##### SUPPLIED DATA #####
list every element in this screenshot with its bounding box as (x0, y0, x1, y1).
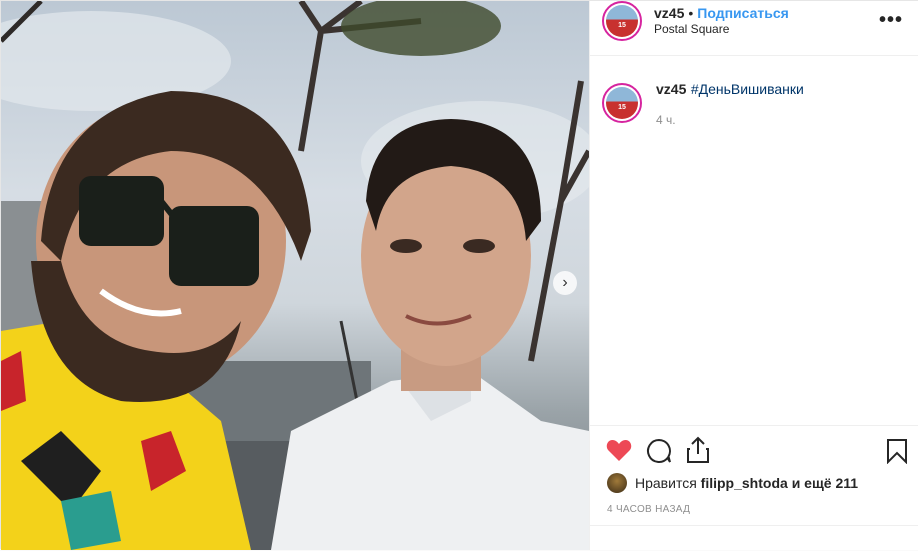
caption-time[interactable]: 4 ч. (656, 113, 918, 127)
liker-username[interactable]: filipp_shtoda (701, 475, 788, 491)
caption-hashtag[interactable]: #ДеньВишиванки (691, 81, 804, 97)
caption-username[interactable]: vz45 (656, 81, 686, 97)
photo-illustration (1, 1, 589, 550)
likes-count[interactable]: и ещё 211 (792, 475, 858, 491)
instagram-post: › 15 vz45 • Подписаться Postal Square ••• … (0, 0, 918, 550)
post-photo[interactable]: › (1, 1, 589, 550)
post-header: 15 vz45 • Подписаться Postal Square ••• (590, 1, 918, 56)
header-avatar[interactable]: 15 (602, 1, 642, 41)
more-options-icon[interactable]: ••• (879, 9, 903, 32)
bookmark-icon[interactable] (886, 438, 908, 469)
header-username[interactable]: vz45 (654, 5, 684, 21)
post-side-panel: 15 vz45 • Подписаться Postal Square ••• 15… (589, 1, 918, 550)
share-icon[interactable] (686, 436, 710, 469)
liker-avatar[interactable] (607, 473, 627, 493)
comment-icon[interactable] (646, 438, 672, 469)
header-user-line: vz45 • Подписаться (654, 5, 789, 23)
comment-area (590, 525, 918, 551)
post-location[interactable]: Postal Square (654, 22, 729, 36)
caption-avatar[interactable]: 15 (602, 83, 642, 123)
posted-time[interactable]: 4 ЧАСОВ НАЗАД (607, 504, 690, 515)
next-photo-button[interactable]: › (553, 271, 577, 295)
likes-prefix: Нравится (635, 475, 697, 491)
chevron-right-icon: › (562, 274, 568, 291)
post-caption: vz45 #ДеньВишиванки 4 ч. (656, 81, 918, 127)
follow-button[interactable]: Подписаться (697, 5, 789, 21)
likes-line: Нравится filipp_shtoda и ещё 211 (607, 473, 858, 493)
heart-icon[interactable] (606, 438, 632, 467)
separator-dot: • (688, 5, 694, 21)
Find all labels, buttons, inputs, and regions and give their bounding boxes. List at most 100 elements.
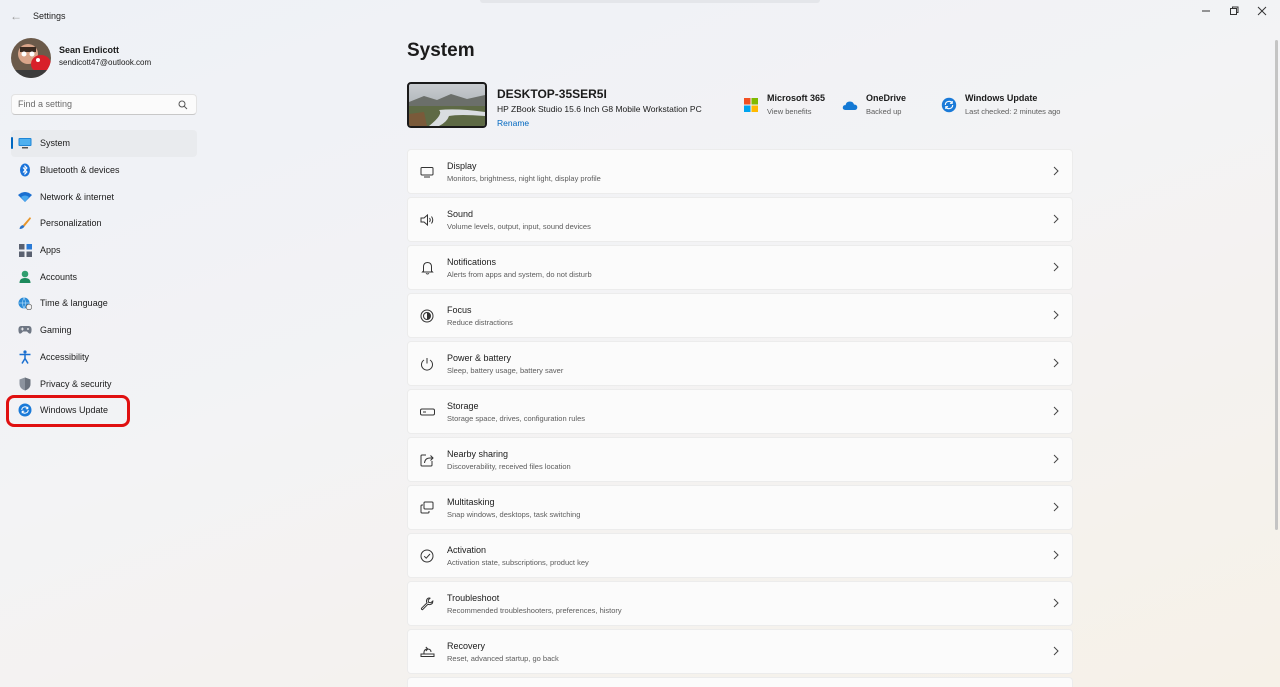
sidebar-item-label: Accessibility xyxy=(40,351,90,362)
storage-icon xyxy=(419,404,435,420)
sidebar-item-label: Gaming xyxy=(40,325,72,336)
chevron-right-icon xyxy=(1053,550,1059,560)
minimize-button[interactable] xyxy=(1191,3,1221,19)
settings-row-display[interactable]: Display Monitors, brightness, night light… xyxy=(407,149,1073,194)
sidebar-item-system[interactable]: System xyxy=(11,130,197,157)
row-title: Notifications xyxy=(447,256,497,267)
sidebar-item-gaming[interactable]: Gaming xyxy=(11,317,197,344)
status-microsoft-365[interactable]: Microsoft 365 View benefits xyxy=(743,93,825,116)
accessibility-icon xyxy=(18,350,32,364)
settings-row-storage[interactable]: Storage Storage space, drives, configurat… xyxy=(407,389,1073,434)
chevron-right-icon xyxy=(1053,598,1059,608)
sidebar-item-accessibility[interactable]: Accessibility xyxy=(11,344,197,371)
search-box[interactable] xyxy=(11,94,197,115)
sidebar-item-privacy-security[interactable]: Privacy & security xyxy=(11,370,197,397)
sidebar-item-label: Personalization xyxy=(40,218,102,229)
search-input[interactable] xyxy=(18,99,168,109)
settings-row-focus[interactable]: Focus Reduce distractions xyxy=(407,293,1073,338)
sidebar-item-personalization[interactable]: Personalization xyxy=(11,210,197,237)
rename-link[interactable]: Rename xyxy=(497,118,702,128)
cloud-icon xyxy=(842,101,858,110)
sidebar-item-accounts[interactable]: Accounts xyxy=(11,263,197,290)
row-sub: Monitors, brightness, night light, displ… xyxy=(447,173,601,183)
globe-clock-icon xyxy=(18,296,32,311)
row-sub: Recommended troubleshooters, preferences… xyxy=(447,605,622,615)
settings-row-sound[interactable]: Sound Volume levels, output, input, sound… xyxy=(407,197,1073,242)
sidebar-item-label: Bluetooth & devices xyxy=(40,165,120,176)
row-sub: Discoverability, received files location xyxy=(447,461,571,471)
settings-row-notifications[interactable]: Notifications Alerts from apps and system… xyxy=(407,245,1073,290)
settings-row-activation[interactable]: Activation Activation state, subscription… xyxy=(407,533,1073,578)
recovery-icon xyxy=(419,644,435,660)
status-onedrive[interactable]: OneDrive Backed up xyxy=(842,93,906,116)
scrollbar[interactable] xyxy=(1275,40,1278,530)
bell-icon xyxy=(419,260,435,276)
person-icon xyxy=(18,270,32,284)
speaker-icon xyxy=(419,212,435,228)
row-sub: Reset, advanced startup, go back xyxy=(447,653,559,663)
row-title: Power & battery xyxy=(447,352,512,363)
user-profile[interactable]: Sean Endicott sendicott47@outlook.com xyxy=(11,38,151,78)
device-name: DESKTOP-35SER5I xyxy=(497,87,607,101)
row-sub: Volume levels, output, input, sound devi… xyxy=(447,221,591,231)
profile-name: Sean Endicott xyxy=(59,45,120,55)
sidebar-item-bluetooth[interactable]: Bluetooth & devices xyxy=(11,157,197,184)
gamepad-icon xyxy=(18,323,32,337)
bluetooth-icon xyxy=(18,163,32,177)
settings-row-multitasking[interactable]: Multitasking Snap windows, desktops, task… xyxy=(407,485,1073,530)
row-title: Activation xyxy=(447,544,487,555)
row-sub: Alerts from apps and system, do not dist… xyxy=(447,269,592,279)
row-title: Display xyxy=(447,160,477,171)
settings-row-recovery[interactable]: Recovery Reset, advanced startup, go back xyxy=(407,629,1073,674)
settings-row-troubleshoot[interactable]: Troubleshoot Recommended troubleshooters,… xyxy=(407,581,1073,626)
update-icon xyxy=(941,97,957,113)
display-icon xyxy=(419,164,435,180)
status-windows-update[interactable]: Windows Update Last checked: 2 minutes a… xyxy=(941,93,1060,116)
status-title: OneDrive xyxy=(866,93,907,103)
device-card: DESKTOP-35SER5I HP ZBook Studio 15.6 Inc… xyxy=(407,82,702,128)
sidebar-item-apps[interactable]: Apps xyxy=(11,237,197,264)
chevron-right-icon xyxy=(1053,358,1059,368)
sidebar-item-time-language[interactable]: Time & language xyxy=(11,290,197,317)
device-model: HP ZBook Studio 15.6 Inch G8 Mobile Work… xyxy=(497,104,702,114)
chevron-right-icon xyxy=(1053,502,1059,512)
share-icon xyxy=(419,452,435,468)
sidebar-item-label: Privacy & security xyxy=(40,378,112,389)
maximize-button[interactable] xyxy=(1219,3,1249,19)
back-arrow-icon[interactable]: ← xyxy=(8,8,24,24)
sidebar-item-label: Accounts xyxy=(40,271,78,282)
sidebar-item-network[interactable]: Network & internet xyxy=(11,183,197,210)
chevron-right-icon xyxy=(1053,406,1059,416)
settings-row-partial[interactable] xyxy=(407,677,1073,687)
microsoft-logo-icon xyxy=(744,98,758,112)
sidebar-nav: System Bluetooth & devices Network & int… xyxy=(11,130,197,424)
settings-row-power-battery[interactable]: Power & battery Sleep, battery usage, bat… xyxy=(407,341,1073,386)
row-title: Troubleshoot xyxy=(447,592,500,603)
close-button[interactable] xyxy=(1247,3,1277,19)
row-sub: Reduce distractions xyxy=(447,317,513,327)
row-sub: Storage space, drives, configuration rul… xyxy=(447,413,585,423)
title-bar: ← Settings xyxy=(0,0,1280,32)
chevron-right-icon xyxy=(1053,454,1059,464)
row-title: Multitasking xyxy=(447,496,495,507)
row-title: Storage xyxy=(447,400,479,411)
close-icon xyxy=(1257,6,1267,16)
row-title: Nearby sharing xyxy=(447,448,509,459)
monitor-icon xyxy=(18,136,32,150)
wrench-icon xyxy=(419,596,435,612)
chevron-right-icon xyxy=(1053,310,1059,320)
focus-icon xyxy=(419,308,435,324)
device-wallpaper-thumbnail xyxy=(407,82,487,128)
minimize-icon xyxy=(1202,10,1210,12)
row-sub: Snap windows, desktops, task switching xyxy=(447,509,581,519)
paintbrush-icon xyxy=(18,216,32,230)
windows-update-highlight-annotation xyxy=(6,395,130,427)
check-circle-icon xyxy=(419,548,435,564)
sidebar-item-label: System xyxy=(40,138,71,149)
multitask-icon xyxy=(419,500,435,516)
chevron-right-icon xyxy=(1053,214,1059,224)
row-sub: Sleep, battery usage, battery saver xyxy=(447,365,564,375)
chevron-right-icon xyxy=(1053,166,1059,176)
settings-row-nearby-sharing[interactable]: Nearby sharing Discoverability, received … xyxy=(407,437,1073,482)
status-title: Windows Update xyxy=(965,93,1038,103)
#####
§ **JOB**: Rename "interactable" to "clickable" in the rows, from the line with "caption-time[interactable]: 4 ч." up to and including the line with "follow-button[interactable]: Подписаться (697, 5, 789, 21)". Return only those lines, with everything else unchanged.

§ **SOLUTION TO THIS TASK**:
caption-time[clickable]: 4 ч. (656, 113, 918, 127)
liker-username[clickable]: filipp_shtoda (701, 475, 788, 491)
caption-hashtag[clickable]: #ДеньВишиванки (691, 81, 804, 97)
caption-username[clickable]: vz45 (656, 81, 686, 97)
photo-illustration (1, 1, 589, 550)
likes-count[clickable]: и ещё 211 (792, 475, 858, 491)
instagram-post: › 15 vz45 • Подписаться Postal Square ••• … (0, 0, 918, 550)
post-photo[clickable]: › (1, 1, 589, 550)
post-header: 15 vz45 • Подписаться Postal Square ••• (590, 1, 918, 56)
header-avatar[clickable]: 15 (602, 1, 642, 41)
more-options-icon[clickable]: ••• (879, 9, 903, 32)
bookmark-icon[clickable] (886, 438, 908, 469)
header-username[clickable]: vz45 (654, 5, 684, 21)
post-side-panel: 15 vz45 • Подписаться Postal Square ••• 15… (589, 1, 918, 550)
share-icon[clickable] (686, 436, 710, 469)
liker-avatar[clickable] (607, 473, 627, 493)
comment-icon[clickable] (646, 438, 672, 469)
header-user-line: vz45 • Подписаться (654, 5, 789, 23)
comment-area (590, 525, 918, 551)
post-location[clickable]: Postal Square (654, 22, 729, 36)
caption-avatar[clickable]: 15 (602, 83, 642, 123)
posted-time[clickable]: 4 ЧАСОВ НАЗАД (607, 504, 690, 515)
next-photo-button[clickable]: › (553, 271, 577, 295)
likes-prefix: Нравится (635, 475, 697, 491)
chevron-right-icon: › (562, 274, 568, 291)
post-caption: vz45 #ДеньВишиванки 4 ч. (656, 81, 918, 127)
follow-button[clickable]: Подписаться (697, 5, 789, 21)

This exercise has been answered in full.